**Exercise**
Repeat, without any change, the entries presented below.

[Figure dataset records]
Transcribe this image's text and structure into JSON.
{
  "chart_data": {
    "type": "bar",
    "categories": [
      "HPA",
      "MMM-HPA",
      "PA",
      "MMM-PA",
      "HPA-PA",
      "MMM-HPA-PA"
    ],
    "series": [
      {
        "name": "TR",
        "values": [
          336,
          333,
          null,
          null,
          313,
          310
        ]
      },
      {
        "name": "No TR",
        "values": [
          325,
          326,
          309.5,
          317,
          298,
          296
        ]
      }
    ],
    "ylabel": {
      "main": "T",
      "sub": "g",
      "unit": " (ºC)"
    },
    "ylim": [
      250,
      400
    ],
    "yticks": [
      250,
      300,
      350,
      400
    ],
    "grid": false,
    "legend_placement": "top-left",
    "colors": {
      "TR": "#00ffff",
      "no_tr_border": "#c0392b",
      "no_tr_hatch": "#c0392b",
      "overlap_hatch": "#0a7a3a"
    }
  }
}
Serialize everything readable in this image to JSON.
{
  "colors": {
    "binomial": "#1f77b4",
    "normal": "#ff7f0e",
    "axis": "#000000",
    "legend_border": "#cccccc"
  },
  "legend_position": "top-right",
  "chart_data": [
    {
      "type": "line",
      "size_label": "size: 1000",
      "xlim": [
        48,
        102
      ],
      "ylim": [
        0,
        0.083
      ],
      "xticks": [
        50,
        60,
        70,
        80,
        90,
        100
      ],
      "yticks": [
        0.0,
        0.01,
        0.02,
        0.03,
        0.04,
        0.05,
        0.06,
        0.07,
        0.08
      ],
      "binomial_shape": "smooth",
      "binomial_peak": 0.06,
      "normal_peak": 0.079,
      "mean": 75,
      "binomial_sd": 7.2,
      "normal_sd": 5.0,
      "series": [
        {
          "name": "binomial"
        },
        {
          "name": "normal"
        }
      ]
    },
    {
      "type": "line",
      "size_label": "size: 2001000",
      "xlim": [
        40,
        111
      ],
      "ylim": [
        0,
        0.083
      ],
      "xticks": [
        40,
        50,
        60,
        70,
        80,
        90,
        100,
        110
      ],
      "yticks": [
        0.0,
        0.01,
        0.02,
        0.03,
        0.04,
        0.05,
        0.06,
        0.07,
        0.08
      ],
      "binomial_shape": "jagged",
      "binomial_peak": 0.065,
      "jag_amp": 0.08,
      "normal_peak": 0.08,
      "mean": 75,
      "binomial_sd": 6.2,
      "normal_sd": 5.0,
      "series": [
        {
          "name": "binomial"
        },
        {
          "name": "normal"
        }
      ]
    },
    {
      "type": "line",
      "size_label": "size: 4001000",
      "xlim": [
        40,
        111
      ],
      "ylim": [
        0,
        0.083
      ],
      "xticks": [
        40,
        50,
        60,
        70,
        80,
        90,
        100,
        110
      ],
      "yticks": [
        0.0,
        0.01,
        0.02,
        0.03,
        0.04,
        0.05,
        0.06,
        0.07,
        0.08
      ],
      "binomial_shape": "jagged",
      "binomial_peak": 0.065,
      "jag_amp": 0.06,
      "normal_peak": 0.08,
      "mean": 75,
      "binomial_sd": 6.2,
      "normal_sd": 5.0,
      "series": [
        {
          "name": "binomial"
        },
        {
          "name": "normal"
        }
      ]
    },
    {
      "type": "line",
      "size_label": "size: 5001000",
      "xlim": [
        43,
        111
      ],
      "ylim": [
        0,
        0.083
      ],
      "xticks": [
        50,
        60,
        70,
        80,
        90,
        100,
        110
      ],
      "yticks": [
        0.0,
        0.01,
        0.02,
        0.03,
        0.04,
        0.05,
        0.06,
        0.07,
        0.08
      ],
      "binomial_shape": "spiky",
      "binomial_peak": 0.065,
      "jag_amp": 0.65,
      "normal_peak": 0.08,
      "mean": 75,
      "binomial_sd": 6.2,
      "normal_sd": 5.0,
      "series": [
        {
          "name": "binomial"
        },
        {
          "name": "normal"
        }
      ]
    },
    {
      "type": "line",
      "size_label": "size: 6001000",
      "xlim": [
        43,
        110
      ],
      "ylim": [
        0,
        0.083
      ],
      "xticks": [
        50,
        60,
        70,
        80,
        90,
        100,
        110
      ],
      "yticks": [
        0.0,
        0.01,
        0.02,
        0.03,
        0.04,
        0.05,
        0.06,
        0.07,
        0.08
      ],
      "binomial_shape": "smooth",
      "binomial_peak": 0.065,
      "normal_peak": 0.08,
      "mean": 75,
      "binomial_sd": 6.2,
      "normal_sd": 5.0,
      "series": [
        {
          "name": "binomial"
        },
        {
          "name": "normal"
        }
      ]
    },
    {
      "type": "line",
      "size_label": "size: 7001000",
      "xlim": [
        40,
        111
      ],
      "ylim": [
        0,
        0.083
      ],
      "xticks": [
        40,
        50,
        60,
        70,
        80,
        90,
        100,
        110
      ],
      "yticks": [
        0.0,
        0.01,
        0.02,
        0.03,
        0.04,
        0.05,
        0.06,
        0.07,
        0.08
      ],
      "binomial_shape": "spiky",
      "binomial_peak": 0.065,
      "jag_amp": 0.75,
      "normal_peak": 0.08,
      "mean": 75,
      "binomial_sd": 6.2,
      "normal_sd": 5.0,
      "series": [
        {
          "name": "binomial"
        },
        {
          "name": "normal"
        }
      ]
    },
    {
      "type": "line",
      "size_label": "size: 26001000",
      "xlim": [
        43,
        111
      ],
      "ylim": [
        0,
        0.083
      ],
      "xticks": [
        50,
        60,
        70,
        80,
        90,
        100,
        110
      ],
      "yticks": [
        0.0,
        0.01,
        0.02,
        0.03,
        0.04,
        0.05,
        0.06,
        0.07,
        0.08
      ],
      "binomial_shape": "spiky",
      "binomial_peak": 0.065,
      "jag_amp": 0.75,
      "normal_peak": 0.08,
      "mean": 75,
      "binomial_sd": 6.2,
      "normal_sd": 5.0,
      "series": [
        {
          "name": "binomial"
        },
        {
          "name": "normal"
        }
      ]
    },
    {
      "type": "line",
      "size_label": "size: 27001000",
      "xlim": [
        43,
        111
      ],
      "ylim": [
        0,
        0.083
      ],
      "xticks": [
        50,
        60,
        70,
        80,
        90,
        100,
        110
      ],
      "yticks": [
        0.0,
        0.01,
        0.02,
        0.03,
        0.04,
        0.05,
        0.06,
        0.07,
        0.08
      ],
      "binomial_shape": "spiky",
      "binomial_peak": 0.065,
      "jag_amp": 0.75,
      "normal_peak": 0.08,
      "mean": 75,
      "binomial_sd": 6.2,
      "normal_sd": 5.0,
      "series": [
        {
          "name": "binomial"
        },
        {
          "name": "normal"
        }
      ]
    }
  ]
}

**Finished exercise**
Transcribe this image's text and structure into JSON.
{
  "chart_data": {
    "type": "bar",
    "categories": [
      "HPA",
      "MMM-HPA",
      "PA",
      "MMM-PA",
      "HPA-PA",
      "MMM-HPA-PA"
    ],
    "series": [
      {
        "name": "TR",
        "values": [
          336,
          333,
          null,
          null,
          313,
          310
        ]
      },
      {
        "name": "No TR",
        "values": [
          325,
          326,
          309.5,
          317,
          298,
          296
        ]
      }
    ],
    "ylabel": {
      "main": "T",
      "sub": "g",
      "unit": " (ºC)"
    },
    "ylim": [
      250,
      400
    ],
    "yticks": [
      250,
      300,
      350,
      400
    ],
    "grid": false,
    "legend_placement": "top-left",
    "colors": {
      "TR": "#00ffff",
      "no_tr_border": "#c0392b",
      "no_tr_hatch": "#c0392b",
      "overlap_hatch": "#0a7a3a"
    }
  }
}
Serialize everything readable in this image to JSON.
{
  "colors": {
    "binomial": "#1f77b4",
    "normal": "#ff7f0e",
    "axis": "#000000",
    "legend_border": "#cccccc"
  },
  "legend_position": "top-right",
  "chart_data": [
    {
      "type": "line",
      "size_label": "size: 1000",
      "xlim": [
        48,
        102
      ],
      "ylim": [
        0,
        0.083
      ],
      "xticks": [
        50,
        60,
        70,
        80,
        90,
        100
      ],
      "yticks": [
        0.0,
        0.01,
        0.02,
        0.03,
        0.04,
        0.05,
        0.06,
        0.07,
        0.08
      ],
      "binomial_shape": "smooth",
      "binomial_peak": 0.06,
      "normal_peak": 0.079,
      "mean": 75,
      "binomial_sd": 7.2,
      "normal_sd": 5.0,
      "series": [
        {
          "name": "binomial"
        },
        {
          "name": "normal"
        }
      ]
    },
    {
      "type": "line",
      "size_label": "size: 2001000",
      "xlim": [
        40,
        111
      ],
      "ylim": [
        0,
        0.083
      ],
      "xticks": [
        40,
        50,
        60,
        70,
        80,
        90,
        100,
        110
      ],
      "yticks": [
        0.0,
        0.01,
        0.02,
        0.03,
        0.04,
        0.05,
        0.06,
        0.07,
        0.08
      ],
      "binomial_shape": "jagged",
      "binomial_peak": 0.065,
      "jag_amp": 0.08,
      "normal_peak": 0.08,
      "mean": 75,
      "binomial_sd": 6.2,
      "normal_sd": 5.0,
      "series": [
        {
          "name": "binomial"
        },
        {
          "name": "normal"
        }
      ]
    },
    {
      "type": "line",
      "size_label": "size: 4001000",
      "xlim": [
        40,
        111
      ],
      "ylim": [
        0,
        0.083
      ],
      "xticks": [
        40,
        50,
        60,
        70,
        80,
        90,
        100,
        110
      ],
      "yticks": [
        0.0,
        0.01,
        0.02,
        0.03,
        0.04,
        0.05,
        0.06,
        0.07,
        0.08
      ],
      "binomial_shape": "jagged",
      "binomial_peak": 0.065,
      "jag_amp": 0.06,
      "normal_peak": 0.08,
      "mean": 75,
      "binomial_sd": 6.2,
      "normal_sd": 5.0,
      "series": [
        {
          "name": "binomial"
        },
        {
          "name": "normal"
        }
      ]
    },
    {
      "type": "line",
      "size_label": "size: 5001000",
      "xlim": [
        43,
        111
      ],
      "ylim": [
        0,
        0.083
      ],
      "xticks": [
        50,
        60,
        70,
        80,
        90,
        100,
        110
      ],
      "yticks": [
        0.0,
        0.01,
        0.02,
        0.03,
        0.04,
        0.05,
        0.06,
        0.07,
        0.08
      ],
      "binomial_shape": "spiky",
      "binomial_peak": 0.065,
      "jag_amp": 0.65,
      "normal_peak": 0.08,
      "mean": 75,
      "binomial_sd": 6.2,
      "normal_sd": 5.0,
      "series": [
        {
          "name": "binomial"
        },
        {
          "name": "normal"
        }
      ]
    },
    {
      "type": "line",
      "size_label": "size: 6001000",
      "xlim": [
        43,
        110
      ],
      "ylim": [
        0,
        0.083
      ],
      "xticks": [
        50,
        60,
        70,
        80,
        90,
        100,
        110
      ],
      "yticks": [
        0.0,
        0.01,
        0.02,
        0.03,
        0.04,
        0.05,
        0.06,
        0.07,
        0.08
      ],
      "binomial_shape": "smooth",
      "binomial_peak": 0.065,
      "normal_peak": 0.08,
      "mean": 75,
      "binomial_sd": 6.2,
      "normal_sd": 5.0,
      "series": [
        {
          "name": "binomial"
        },
        {
          "name": "normal"
        }
      ]
    },
    {
      "type": "line",
      "size_label": "size: 7001000",
      "xlim": [
        40,
        111
      ],
      "ylim": [
        0,
        0.083
      ],
      "xticks": [
        40,
        50,
        60,
        70,
        80,
        90,
        100,
        110
      ],
      "yticks": [
        0.0,
        0.01,
        0.02,
        0.03,
        0.04,
        0.05,
        0.06,
        0.07,
        0.08
      ],
      "binomial_shape": "spiky",
      "binomial_peak": 0.065,
      "jag_amp": 0.75,
      "normal_peak": 0.08,
      "mean": 75,
      "binomial_sd": 6.2,
      "normal_sd": 5.0,
      "series": [
        {
          "name": "binomial"
        },
        {
          "name": "normal"
        }
      ]
    },
    {
      "type": "line",
      "size_label": "size: 26001000",
      "xlim": [
        43,
        111
      ],
      "ylim": [
        0,
        0.083
      ],
      "xticks": [
        50,
        60,
        70,
        80,
        90,
        100,
        110
      ],
      "yticks": [
        0.0,
        0.01,
        0.02,
        0.03,
        0.04,
        0.05,
        0.06,
        0.07,
        0.08
      ],
      "binomial_shape": "spiky",
      "binomial_peak": 0.065,
      "jag_amp": 0.75,
      "normal_peak": 0.08,
      "mean": 75,
      "binomial_sd": 6.2,
      "normal_sd": 5.0,
      "series": [
        {
          "name": "binomial"
        },
        {
          "name": "normal"
        }
      ]
    },
    {
      "type": "line",
      "size_label": "size: 27001000",
      "xlim": [
        43,
        111
      ],
      "ylim": [
        0,
        0.083
      ],
      "xticks": [
        50,
        60,
        70,
        80,
        90,
        100,
        110
      ],
      "yticks": [
        0.0,
        0.01,
        0.02,
        0.03,
        0.04,
        0.05,
        0.06,
        0.07,
        0.08
      ],
      "binomial_shape": "spiky",
      "binomial_peak": 0.065,
      "jag_amp": 0.75,
      "normal_peak": 0.08,
      "mean": 75,
      "binomial_sd": 6.2,
      "normal_sd": 5.0,
      "series": [
        {
          "name": "binomial"
        },
        {
          "name": "normal"
        }
      ]
    }
  ]
}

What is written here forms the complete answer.